**Information supplied**
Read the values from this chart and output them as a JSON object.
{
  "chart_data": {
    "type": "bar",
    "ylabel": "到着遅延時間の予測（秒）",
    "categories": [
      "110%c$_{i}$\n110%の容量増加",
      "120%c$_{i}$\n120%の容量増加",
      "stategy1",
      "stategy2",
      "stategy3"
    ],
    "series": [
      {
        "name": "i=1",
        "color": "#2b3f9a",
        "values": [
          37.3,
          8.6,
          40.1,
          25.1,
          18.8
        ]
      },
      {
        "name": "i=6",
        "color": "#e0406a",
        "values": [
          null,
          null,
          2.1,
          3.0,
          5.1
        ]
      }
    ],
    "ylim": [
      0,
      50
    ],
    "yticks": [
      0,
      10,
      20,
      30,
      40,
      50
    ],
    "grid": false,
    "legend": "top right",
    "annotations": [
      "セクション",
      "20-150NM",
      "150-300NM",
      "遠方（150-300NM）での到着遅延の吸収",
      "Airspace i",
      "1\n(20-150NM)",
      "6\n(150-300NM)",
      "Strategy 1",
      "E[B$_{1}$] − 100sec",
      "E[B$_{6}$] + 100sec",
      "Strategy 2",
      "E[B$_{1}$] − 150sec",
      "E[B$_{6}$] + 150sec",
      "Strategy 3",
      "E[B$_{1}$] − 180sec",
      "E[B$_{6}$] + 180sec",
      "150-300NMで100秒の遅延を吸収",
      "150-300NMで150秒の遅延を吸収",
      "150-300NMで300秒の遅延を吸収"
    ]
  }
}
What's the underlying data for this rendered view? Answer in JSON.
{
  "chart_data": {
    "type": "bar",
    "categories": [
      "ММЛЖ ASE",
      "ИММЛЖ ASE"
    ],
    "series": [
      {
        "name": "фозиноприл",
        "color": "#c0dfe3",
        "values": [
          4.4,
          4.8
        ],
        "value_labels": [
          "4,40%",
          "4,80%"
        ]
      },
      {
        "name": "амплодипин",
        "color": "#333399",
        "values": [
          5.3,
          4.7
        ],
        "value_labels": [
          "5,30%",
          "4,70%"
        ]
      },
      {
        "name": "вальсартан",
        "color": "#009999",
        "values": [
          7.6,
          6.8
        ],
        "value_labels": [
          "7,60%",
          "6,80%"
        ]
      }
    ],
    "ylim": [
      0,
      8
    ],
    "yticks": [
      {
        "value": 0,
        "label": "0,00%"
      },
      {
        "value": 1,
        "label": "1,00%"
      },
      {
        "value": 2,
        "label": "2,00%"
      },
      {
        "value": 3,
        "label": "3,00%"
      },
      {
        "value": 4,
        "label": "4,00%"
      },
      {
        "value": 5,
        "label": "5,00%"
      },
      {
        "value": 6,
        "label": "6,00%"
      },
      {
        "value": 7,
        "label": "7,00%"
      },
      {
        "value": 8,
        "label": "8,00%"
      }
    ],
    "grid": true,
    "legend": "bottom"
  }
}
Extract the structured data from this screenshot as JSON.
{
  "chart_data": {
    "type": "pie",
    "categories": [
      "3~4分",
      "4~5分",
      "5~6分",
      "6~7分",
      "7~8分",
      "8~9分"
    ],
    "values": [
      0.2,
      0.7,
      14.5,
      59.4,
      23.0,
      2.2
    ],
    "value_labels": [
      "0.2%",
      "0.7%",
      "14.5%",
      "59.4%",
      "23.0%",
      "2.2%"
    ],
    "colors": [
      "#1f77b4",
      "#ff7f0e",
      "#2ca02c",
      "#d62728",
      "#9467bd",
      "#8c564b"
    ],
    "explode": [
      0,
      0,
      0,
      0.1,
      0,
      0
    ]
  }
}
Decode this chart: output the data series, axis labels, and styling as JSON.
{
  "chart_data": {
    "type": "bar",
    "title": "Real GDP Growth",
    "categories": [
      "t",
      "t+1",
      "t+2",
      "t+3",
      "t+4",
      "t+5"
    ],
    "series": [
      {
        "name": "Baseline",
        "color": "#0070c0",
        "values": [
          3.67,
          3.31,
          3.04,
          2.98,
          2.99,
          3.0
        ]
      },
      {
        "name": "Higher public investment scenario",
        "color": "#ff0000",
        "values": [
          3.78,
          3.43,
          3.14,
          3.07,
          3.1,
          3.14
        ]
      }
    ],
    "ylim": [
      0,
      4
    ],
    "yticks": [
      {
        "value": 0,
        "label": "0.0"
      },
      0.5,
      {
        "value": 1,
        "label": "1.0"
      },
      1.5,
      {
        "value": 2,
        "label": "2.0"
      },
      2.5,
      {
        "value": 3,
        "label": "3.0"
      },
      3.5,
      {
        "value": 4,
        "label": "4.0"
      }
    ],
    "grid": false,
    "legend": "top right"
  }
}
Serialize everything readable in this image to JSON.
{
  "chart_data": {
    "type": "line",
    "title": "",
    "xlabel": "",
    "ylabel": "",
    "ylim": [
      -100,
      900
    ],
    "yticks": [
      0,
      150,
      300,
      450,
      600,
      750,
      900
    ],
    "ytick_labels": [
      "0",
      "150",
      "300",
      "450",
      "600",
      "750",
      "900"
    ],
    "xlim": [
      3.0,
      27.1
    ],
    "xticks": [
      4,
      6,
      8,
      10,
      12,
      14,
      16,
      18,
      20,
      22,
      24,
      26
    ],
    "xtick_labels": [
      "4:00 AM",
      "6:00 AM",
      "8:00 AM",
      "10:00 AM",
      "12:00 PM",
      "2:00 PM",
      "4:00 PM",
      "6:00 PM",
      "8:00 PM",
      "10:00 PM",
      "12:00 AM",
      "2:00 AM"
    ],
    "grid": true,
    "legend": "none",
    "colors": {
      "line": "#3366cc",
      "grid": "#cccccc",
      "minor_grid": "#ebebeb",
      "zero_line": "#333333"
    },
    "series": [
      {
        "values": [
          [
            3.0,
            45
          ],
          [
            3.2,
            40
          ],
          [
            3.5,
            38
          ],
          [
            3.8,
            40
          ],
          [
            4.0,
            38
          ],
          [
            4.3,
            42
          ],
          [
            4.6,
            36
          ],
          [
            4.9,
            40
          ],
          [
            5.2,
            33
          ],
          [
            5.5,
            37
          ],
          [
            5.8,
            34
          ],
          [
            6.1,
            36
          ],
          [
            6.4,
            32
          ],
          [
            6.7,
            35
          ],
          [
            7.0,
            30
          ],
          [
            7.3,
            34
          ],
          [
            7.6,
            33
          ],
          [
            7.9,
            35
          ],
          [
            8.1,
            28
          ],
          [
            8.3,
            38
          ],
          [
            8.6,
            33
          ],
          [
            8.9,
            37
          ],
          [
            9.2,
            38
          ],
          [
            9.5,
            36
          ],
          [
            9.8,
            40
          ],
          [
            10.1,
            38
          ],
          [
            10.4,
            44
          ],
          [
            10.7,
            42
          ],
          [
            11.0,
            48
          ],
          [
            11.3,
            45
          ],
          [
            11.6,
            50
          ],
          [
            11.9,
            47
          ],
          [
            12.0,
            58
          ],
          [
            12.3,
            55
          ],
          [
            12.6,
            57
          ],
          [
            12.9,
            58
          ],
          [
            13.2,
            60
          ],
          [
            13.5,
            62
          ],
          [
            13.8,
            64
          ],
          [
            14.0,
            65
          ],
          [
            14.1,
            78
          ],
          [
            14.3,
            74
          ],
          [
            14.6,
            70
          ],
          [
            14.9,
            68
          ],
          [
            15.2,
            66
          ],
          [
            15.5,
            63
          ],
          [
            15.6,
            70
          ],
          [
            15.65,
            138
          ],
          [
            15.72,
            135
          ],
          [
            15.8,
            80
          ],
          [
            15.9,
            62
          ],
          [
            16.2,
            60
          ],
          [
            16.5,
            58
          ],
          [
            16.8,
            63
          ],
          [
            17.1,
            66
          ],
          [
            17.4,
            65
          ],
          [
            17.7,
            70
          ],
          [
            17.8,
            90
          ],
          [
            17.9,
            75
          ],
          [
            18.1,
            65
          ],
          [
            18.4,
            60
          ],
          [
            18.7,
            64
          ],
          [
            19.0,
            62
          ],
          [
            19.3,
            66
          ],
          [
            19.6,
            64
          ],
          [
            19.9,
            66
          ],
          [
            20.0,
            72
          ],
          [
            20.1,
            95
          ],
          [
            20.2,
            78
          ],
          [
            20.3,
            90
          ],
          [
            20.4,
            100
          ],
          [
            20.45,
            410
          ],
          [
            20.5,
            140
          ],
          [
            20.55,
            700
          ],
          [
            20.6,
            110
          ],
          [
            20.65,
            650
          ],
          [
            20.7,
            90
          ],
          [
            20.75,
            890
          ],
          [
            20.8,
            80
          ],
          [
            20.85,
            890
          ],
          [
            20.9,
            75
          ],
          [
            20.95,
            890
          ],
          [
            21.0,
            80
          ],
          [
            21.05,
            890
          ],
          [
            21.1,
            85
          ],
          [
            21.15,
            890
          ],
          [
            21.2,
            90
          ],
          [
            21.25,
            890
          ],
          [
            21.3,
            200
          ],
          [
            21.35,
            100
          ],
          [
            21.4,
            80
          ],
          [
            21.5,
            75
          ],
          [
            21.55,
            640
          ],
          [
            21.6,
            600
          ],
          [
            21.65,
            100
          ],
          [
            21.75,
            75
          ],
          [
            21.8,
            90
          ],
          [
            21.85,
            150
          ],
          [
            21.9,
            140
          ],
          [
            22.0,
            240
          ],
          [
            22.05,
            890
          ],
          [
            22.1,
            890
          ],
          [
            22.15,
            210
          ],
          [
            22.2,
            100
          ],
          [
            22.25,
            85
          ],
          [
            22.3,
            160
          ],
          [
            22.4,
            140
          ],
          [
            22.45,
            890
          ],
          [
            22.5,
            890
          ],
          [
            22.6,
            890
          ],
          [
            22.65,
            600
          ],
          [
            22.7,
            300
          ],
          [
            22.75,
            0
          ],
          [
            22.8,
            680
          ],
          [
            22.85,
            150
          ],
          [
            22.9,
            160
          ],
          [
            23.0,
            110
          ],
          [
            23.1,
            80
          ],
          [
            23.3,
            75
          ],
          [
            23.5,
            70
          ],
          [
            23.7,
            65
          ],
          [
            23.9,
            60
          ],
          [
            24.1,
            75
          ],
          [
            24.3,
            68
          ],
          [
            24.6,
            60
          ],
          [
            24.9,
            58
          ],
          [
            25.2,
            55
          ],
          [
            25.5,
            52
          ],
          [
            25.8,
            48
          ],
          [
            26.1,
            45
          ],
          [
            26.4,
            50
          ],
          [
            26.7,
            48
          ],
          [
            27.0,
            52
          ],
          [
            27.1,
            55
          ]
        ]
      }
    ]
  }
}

**Exercise**
Find the lines of the material that hold the word "from" and report their count alone.

**Answer to this task**
2